(Records from a collection of figures)
◆ ◆ ◆ ◆ ◆
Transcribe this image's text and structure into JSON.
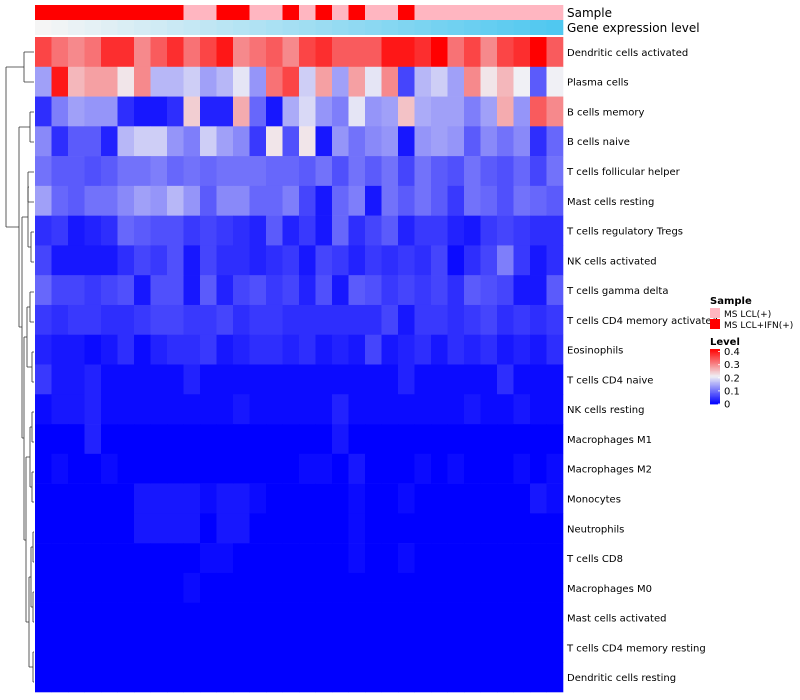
{
  "chart_data": {
    "type": "heatmap",
    "annotation_labels": [
      "Sample",
      "Gene expression level"
    ],
    "rows": [
      "Dendritic cells activated",
      "Plasma cells",
      "B cells memory",
      "B cells naive",
      "T cells follicular helper",
      "Mast cells resting",
      "T cells regulatory  Tregs",
      "NK cells activated",
      "T cells gamma delta",
      "T cells CD4 memory activated",
      "Eosinophils",
      "T cells CD4 naive",
      "NK cells resting",
      "Macrophages M1",
      "Macrophages M2",
      "Monocytes",
      "Neutrophils",
      "T cells CD8",
      "Macrophages M0",
      "Mast cells activated",
      "T cells CD4 memory resting",
      "Dendritic cells resting"
    ],
    "sample_groups": [
      1,
      1,
      1,
      1,
      1,
      1,
      1,
      1,
      1,
      0,
      0,
      1,
      1,
      0,
      0,
      1,
      0,
      1,
      0,
      1,
      0,
      0,
      1,
      0,
      0,
      0,
      0,
      0,
      0,
      0,
      0,
      0
    ],
    "sample_legend": {
      "title": "Sample",
      "items": [
        {
          "label": "MS LCL(+)",
          "color": "#ffb6c1"
        },
        {
          "label": "MS LCL+IFN(+)",
          "color": "#ff0000"
        }
      ]
    },
    "level_legend": {
      "title": "Level",
      "ticks": [
        "0.4",
        "0.3",
        "0.2",
        "0.1",
        "0"
      ],
      "tick_values": [
        0.4,
        0.3,
        0.2,
        0.1,
        0
      ],
      "range": [
        0,
        0.42
      ]
    },
    "values": [
      [
        0.36,
        0.32,
        0.3,
        0.32,
        0.38,
        0.38,
        0.3,
        0.34,
        0.38,
        0.32,
        0.36,
        0.4,
        0.3,
        0.32,
        0.34,
        0.3,
        0.36,
        0.38,
        0.34,
        0.34,
        0.34,
        0.4,
        0.4,
        0.38,
        0.42,
        0.32,
        0.36,
        0.3,
        0.36,
        0.38,
        0.42,
        0.34
      ],
      [
        0.14,
        0.4,
        0.26,
        0.28,
        0.28,
        0.22,
        0.3,
        0.16,
        0.16,
        0.18,
        0.14,
        0.16,
        0.2,
        0.13,
        0.32,
        0.36,
        0.18,
        0.28,
        0.14,
        0.28,
        0.2,
        0.3,
        0.06,
        0.16,
        0.18,
        0.14,
        0.3,
        0.22,
        0.26,
        0.21,
        0.08,
        0.21
      ],
      [
        0.04,
        0.11,
        0.14,
        0.13,
        0.13,
        0.04,
        0.02,
        0.02,
        0.04,
        0.24,
        0.03,
        0.03,
        0.27,
        0.09,
        0.02,
        0.15,
        0.19,
        0.13,
        0.11,
        0.2,
        0.13,
        0.14,
        0.25,
        0.15,
        0.14,
        0.14,
        0.11,
        0.14,
        0.27,
        0.13,
        0.34,
        0.3
      ],
      [
        0.12,
        0.04,
        0.08,
        0.08,
        0.03,
        0.16,
        0.18,
        0.18,
        0.13,
        0.11,
        0.18,
        0.14,
        0.12,
        0.05,
        0.22,
        0.07,
        0.22,
        0.02,
        0.13,
        0.1,
        0.12,
        0.13,
        0.02,
        0.13,
        0.14,
        0.13,
        0.08,
        0.12,
        0.1,
        0.12,
        0.04,
        0.09
      ],
      [
        0.1,
        0.08,
        0.08,
        0.07,
        0.08,
        0.1,
        0.1,
        0.11,
        0.09,
        0.1,
        0.09,
        0.1,
        0.1,
        0.1,
        0.09,
        0.09,
        0.08,
        0.1,
        0.07,
        0.1,
        0.08,
        0.1,
        0.06,
        0.1,
        0.08,
        0.07,
        0.1,
        0.08,
        0.07,
        0.09,
        0.06,
        0.1
      ],
      [
        0.14,
        0.09,
        0.08,
        0.1,
        0.1,
        0.12,
        0.14,
        0.13,
        0.16,
        0.13,
        0.08,
        0.12,
        0.12,
        0.09,
        0.09,
        0.11,
        0.06,
        0.02,
        0.09,
        0.11,
        0.02,
        0.1,
        0.08,
        0.1,
        0.08,
        0.05,
        0.1,
        0.09,
        0.07,
        0.1,
        0.09,
        0.08
      ],
      [
        0.04,
        0.05,
        0.02,
        0.03,
        0.04,
        0.09,
        0.08,
        0.07,
        0.07,
        0.05,
        0.06,
        0.05,
        0.04,
        0.03,
        0.08,
        0.03,
        0.05,
        0.02,
        0.09,
        0.04,
        0.06,
        0.08,
        0.03,
        0.05,
        0.05,
        0.03,
        0.02,
        0.05,
        0.06,
        0.05,
        0.04,
        0.04
      ],
      [
        0.06,
        0.02,
        0.02,
        0.02,
        0.02,
        0.04,
        0.06,
        0.05,
        0.07,
        0.02,
        0.06,
        0.04,
        0.04,
        0.03,
        0.04,
        0.05,
        0.02,
        0.06,
        0.05,
        0.03,
        0.05,
        0.04,
        0.05,
        0.04,
        0.06,
        0.01,
        0.04,
        0.06,
        0.11,
        0.05,
        0.02,
        0.04
      ],
      [
        0.09,
        0.06,
        0.06,
        0.05,
        0.06,
        0.07,
        0.02,
        0.07,
        0.07,
        0.02,
        0.08,
        0.03,
        0.06,
        0.07,
        0.05,
        0.06,
        0.03,
        0.07,
        0.02,
        0.08,
        0.07,
        0.05,
        0.06,
        0.05,
        0.06,
        0.04,
        0.08,
        0.07,
        0.06,
        0.02,
        0.02,
        0.08
      ],
      [
        0.05,
        0.04,
        0.05,
        0.05,
        0.04,
        0.04,
        0.05,
        0.06,
        0.06,
        0.05,
        0.05,
        0.06,
        0.04,
        0.05,
        0.05,
        0.04,
        0.04,
        0.04,
        0.04,
        0.04,
        0.04,
        0.06,
        0.02,
        0.05,
        0.05,
        0.04,
        0.05,
        0.06,
        0.04,
        0.05,
        0.04,
        0.05
      ],
      [
        0.03,
        0.02,
        0.02,
        0.01,
        0.02,
        0.04,
        0.01,
        0.03,
        0.04,
        0.04,
        0.05,
        0.02,
        0.03,
        0.04,
        0.04,
        0.03,
        0.04,
        0.02,
        0.03,
        0.02,
        0.06,
        0.02,
        0.03,
        0.04,
        0.02,
        0.04,
        0.03,
        0.04,
        0.02,
        0.03,
        0.02,
        0.04
      ],
      [
        0.05,
        0.02,
        0.02,
        0.03,
        0.01,
        0.01,
        0.01,
        0.01,
        0.01,
        0.03,
        0.01,
        0.01,
        0.01,
        0.01,
        0.01,
        0.01,
        0.01,
        0.01,
        0.01,
        0.01,
        0.01,
        0.01,
        0.03,
        0.01,
        0.01,
        0.01,
        0.01,
        0.01,
        0.04,
        0.01,
        0.01,
        0.01
      ],
      [
        0.01,
        0.02,
        0.02,
        0.03,
        0.01,
        0.01,
        0.01,
        0.01,
        0.01,
        0.01,
        0.01,
        0.01,
        0.02,
        0.01,
        0.01,
        0.01,
        0.01,
        0.01,
        0.03,
        0.01,
        0.01,
        0.01,
        0.01,
        0.01,
        0.01,
        0.01,
        0.02,
        0.01,
        0.01,
        0.02,
        0.01,
        0.01
      ],
      [
        0.0,
        0.0,
        0.0,
        0.03,
        0.0,
        0.0,
        0.0,
        0.0,
        0.0,
        0.0,
        0.0,
        0.0,
        0.0,
        0.0,
        0.0,
        0.0,
        0.0,
        0.0,
        0.02,
        0.0,
        0.0,
        0.0,
        0.0,
        0.0,
        0.0,
        0.0,
        0.0,
        0.0,
        0.0,
        0.0,
        0.0,
        0.0
      ],
      [
        0.0,
        0.01,
        0.0,
        0.0,
        0.01,
        0.0,
        0.0,
        0.0,
        0.0,
        0.0,
        0.0,
        0.0,
        0.0,
        0.0,
        0.0,
        0.0,
        0.01,
        0.01,
        0.0,
        0.02,
        0.0,
        0.0,
        0.0,
        0.01,
        0.0,
        0.01,
        0.0,
        0.0,
        0.0,
        0.01,
        0.0,
        0.01
      ],
      [
        0.0,
        0.0,
        0.0,
        0.0,
        0.0,
        0.0,
        0.02,
        0.02,
        0.02,
        0.02,
        0.01,
        0.02,
        0.02,
        0.01,
        0.0,
        0.0,
        0.0,
        0.0,
        0.0,
        0.01,
        0.0,
        0.0,
        0.01,
        0.0,
        0.0,
        0.0,
        0.0,
        0.0,
        0.0,
        0.0,
        0.02,
        0.01
      ],
      [
        0.0,
        0.0,
        0.0,
        0.0,
        0.0,
        0.0,
        0.02,
        0.02,
        0.02,
        0.02,
        0.0,
        0.02,
        0.02,
        0.0,
        0.0,
        0.0,
        0.0,
        0.0,
        0.0,
        0.01,
        0.0,
        0.0,
        0.0,
        0.0,
        0.0,
        0.0,
        0.0,
        0.0,
        0.0,
        0.0,
        0.0,
        0.0
      ],
      [
        0.0,
        0.0,
        0.0,
        0.0,
        0.0,
        0.0,
        0.0,
        0.0,
        0.0,
        0.0,
        0.01,
        0.01,
        0.0,
        0.0,
        0.0,
        0.0,
        0.0,
        0.0,
        0.0,
        0.01,
        0.0,
        0.0,
        0.01,
        0.0,
        0.0,
        0.0,
        0.0,
        0.0,
        0.0,
        0.0,
        0.0,
        0.0
      ],
      [
        0.0,
        0.0,
        0.0,
        0.0,
        0.0,
        0.0,
        0.0,
        0.0,
        0.0,
        0.01,
        0.0,
        0.0,
        0.0,
        0.0,
        0.0,
        0.0,
        0.0,
        0.0,
        0.0,
        0.0,
        0.0,
        0.0,
        0.0,
        0.0,
        0.0,
        0.0,
        0.0,
        0.0,
        0.0,
        0.0,
        0.0,
        0.0
      ],
      [
        0,
        0,
        0,
        0,
        0,
        0,
        0,
        0,
        0,
        0,
        0,
        0,
        0,
        0,
        0,
        0,
        0,
        0,
        0,
        0,
        0,
        0,
        0,
        0,
        0,
        0,
        0,
        0,
        0,
        0,
        0,
        0
      ],
      [
        0,
        0,
        0,
        0,
        0,
        0,
        0,
        0,
        0,
        0,
        0,
        0,
        0,
        0,
        0,
        0,
        0,
        0,
        0,
        0,
        0,
        0,
        0,
        0,
        0,
        0,
        0,
        0,
        0,
        0,
        0,
        0
      ],
      [
        0,
        0,
        0,
        0,
        0,
        0,
        0,
        0,
        0,
        0,
        0,
        0,
        0,
        0,
        0,
        0,
        0,
        0,
        0,
        0,
        0,
        0,
        0,
        0,
        0,
        0,
        0,
        0,
        0,
        0,
        0,
        0
      ]
    ]
  }
}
◆ ◆ ◆ ◆ ◆
▸ REQUIRED ACTION:
Copy every line where the word "Mast" is present in the entries above.

▸ ANSWER BOX:
      "Mast cells resting",
      "Mast cells activated",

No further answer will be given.